* _To be done_
Return the whole listing, line for line, without the pictures in it.

* _Extracted entries_
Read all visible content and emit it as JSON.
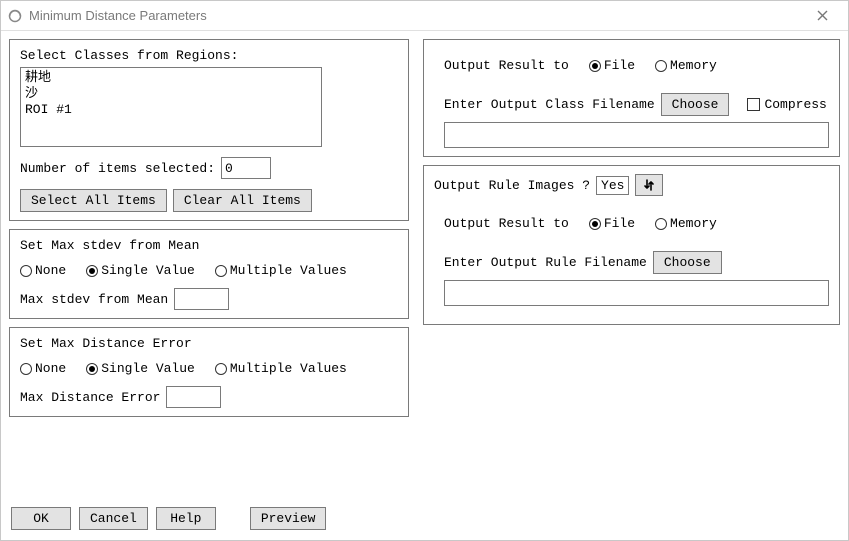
{
  "window": {
    "title": "Minimum Distance Parameters"
  },
  "left": {
    "select_label": "Select Classes from Regions:",
    "items": [
      "耕地",
      "沙",
      "ROI #1"
    ],
    "num_items_label": "Number of items selected:",
    "num_items_value": "0",
    "select_all": "Select All Items",
    "clear_all": "Clear All Items",
    "stdev_group": "Set Max stdev from Mean",
    "dist_group": "Set Max Distance Error",
    "radio_none": "None",
    "radio_single": "Single Value",
    "radio_multiple": "Multiple Values",
    "stdev_field": "Max stdev from Mean",
    "dist_field": "Max Distance Error"
  },
  "right": {
    "output1_label": "Output Result to",
    "radio_file": "File",
    "radio_memory": "Memory",
    "class_filename_label": "Enter Output Class Filename",
    "choose": "Choose",
    "compress": "Compress",
    "rule_q": "Output Rule Images ?",
    "rule_val": "Yes",
    "rule_filename_label": "Enter Output Rule Filename"
  },
  "footer": {
    "ok": "OK",
    "cancel": "Cancel",
    "help": "Help",
    "preview": "Preview"
  }
}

* _Exercise result_
Read all visible content and emit it as JSON.
{
  "window": {
    "title": "Minimum Distance Parameters"
  },
  "left": {
    "select_label": "Select Classes from Regions:",
    "items": [
      "耕地",
      "沙",
      "ROI #1"
    ],
    "num_items_label": "Number of items selected:",
    "num_items_value": "0",
    "select_all": "Select All Items",
    "clear_all": "Clear All Items",
    "stdev_group": "Set Max stdev from Mean",
    "dist_group": "Set Max Distance Error",
    "radio_none": "None",
    "radio_single": "Single Value",
    "radio_multiple": "Multiple Values",
    "stdev_field": "Max stdev from Mean",
    "dist_field": "Max Distance Error"
  },
  "right": {
    "output1_label": "Output Result to",
    "radio_file": "File",
    "radio_memory": "Memory",
    "class_filename_label": "Enter Output Class Filename",
    "choose": "Choose",
    "compress": "Compress",
    "rule_q": "Output Rule Images ?",
    "rule_val": "Yes",
    "rule_filename_label": "Enter Output Rule Filename"
  },
  "footer": {
    "ok": "OK",
    "cancel": "Cancel",
    "help": "Help",
    "preview": "Preview"
  }
}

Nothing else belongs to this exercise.